* BEGIN DATASET CONTENT *
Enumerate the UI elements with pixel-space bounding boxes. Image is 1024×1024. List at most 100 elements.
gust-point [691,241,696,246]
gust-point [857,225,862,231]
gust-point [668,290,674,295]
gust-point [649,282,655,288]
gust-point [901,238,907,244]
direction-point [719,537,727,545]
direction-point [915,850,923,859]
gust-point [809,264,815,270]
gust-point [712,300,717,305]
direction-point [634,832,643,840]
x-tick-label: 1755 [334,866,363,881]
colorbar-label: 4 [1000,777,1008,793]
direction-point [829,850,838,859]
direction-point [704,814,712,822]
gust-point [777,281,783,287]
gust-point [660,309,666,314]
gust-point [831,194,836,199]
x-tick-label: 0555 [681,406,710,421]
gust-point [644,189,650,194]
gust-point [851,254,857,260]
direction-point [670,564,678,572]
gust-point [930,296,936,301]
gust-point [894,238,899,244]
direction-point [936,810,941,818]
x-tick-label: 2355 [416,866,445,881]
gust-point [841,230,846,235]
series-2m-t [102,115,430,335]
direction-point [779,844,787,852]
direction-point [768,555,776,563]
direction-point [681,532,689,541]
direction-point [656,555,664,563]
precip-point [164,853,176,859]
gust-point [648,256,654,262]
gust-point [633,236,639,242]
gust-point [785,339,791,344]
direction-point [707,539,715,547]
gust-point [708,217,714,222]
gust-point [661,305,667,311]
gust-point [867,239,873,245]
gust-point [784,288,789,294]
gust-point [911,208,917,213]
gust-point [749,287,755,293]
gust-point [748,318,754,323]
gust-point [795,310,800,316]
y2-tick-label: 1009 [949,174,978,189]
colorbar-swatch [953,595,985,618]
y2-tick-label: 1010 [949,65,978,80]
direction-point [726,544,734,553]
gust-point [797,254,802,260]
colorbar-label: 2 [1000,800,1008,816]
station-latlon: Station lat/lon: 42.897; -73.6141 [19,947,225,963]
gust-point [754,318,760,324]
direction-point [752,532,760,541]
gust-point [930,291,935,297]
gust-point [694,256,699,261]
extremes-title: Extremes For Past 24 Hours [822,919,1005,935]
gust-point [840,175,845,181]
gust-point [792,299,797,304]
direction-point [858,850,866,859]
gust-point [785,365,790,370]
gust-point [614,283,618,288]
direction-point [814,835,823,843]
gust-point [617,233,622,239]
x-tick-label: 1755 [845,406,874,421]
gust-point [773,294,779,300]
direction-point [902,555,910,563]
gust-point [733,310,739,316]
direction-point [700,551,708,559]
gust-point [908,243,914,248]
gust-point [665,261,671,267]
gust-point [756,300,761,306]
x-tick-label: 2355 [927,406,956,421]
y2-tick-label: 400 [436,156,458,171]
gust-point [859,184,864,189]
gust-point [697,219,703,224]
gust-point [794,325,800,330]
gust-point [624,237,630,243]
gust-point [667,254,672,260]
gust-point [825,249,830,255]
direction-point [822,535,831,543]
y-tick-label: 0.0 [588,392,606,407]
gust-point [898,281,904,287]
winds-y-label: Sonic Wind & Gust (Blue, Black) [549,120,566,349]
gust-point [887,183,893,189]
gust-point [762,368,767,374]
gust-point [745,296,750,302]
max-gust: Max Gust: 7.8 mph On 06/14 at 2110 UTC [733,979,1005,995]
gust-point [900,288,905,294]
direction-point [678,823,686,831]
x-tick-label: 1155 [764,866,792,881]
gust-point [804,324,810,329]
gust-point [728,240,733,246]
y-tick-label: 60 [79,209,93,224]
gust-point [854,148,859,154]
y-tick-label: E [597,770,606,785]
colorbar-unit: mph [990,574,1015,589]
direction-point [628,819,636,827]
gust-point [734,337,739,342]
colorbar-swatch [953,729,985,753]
* END DATASET CONTENT *
Copy out the records above word for word, from their first line through the line that contains "series-2m-t [102,115,430,335]", including both of these lines.

Enumerate the UI elements with pixel-space bounding boxes. Image is 1024×1024. List at most 100 elements.
gust-point [691,241,696,246]
gust-point [857,225,862,231]
gust-point [668,290,674,295]
gust-point [649,282,655,288]
gust-point [901,238,907,244]
direction-point [719,537,727,545]
direction-point [915,850,923,859]
gust-point [809,264,815,270]
gust-point [712,300,717,305]
direction-point [634,832,643,840]
x-tick-label: 1755 [334,866,363,881]
colorbar-label: 4 [1000,777,1008,793]
direction-point [829,850,838,859]
direction-point [704,814,712,822]
gust-point [777,281,783,287]
gust-point [660,309,666,314]
gust-point [831,194,836,199]
x-tick-label: 0555 [681,406,710,421]
gust-point [644,189,650,194]
gust-point [851,254,857,260]
direction-point [670,564,678,572]
gust-point [930,296,936,301]
gust-point [894,238,899,244]
direction-point [936,810,941,818]
x-tick-label: 2355 [416,866,445,881]
gust-point [841,230,846,235]
series-2m-t [102,115,430,335]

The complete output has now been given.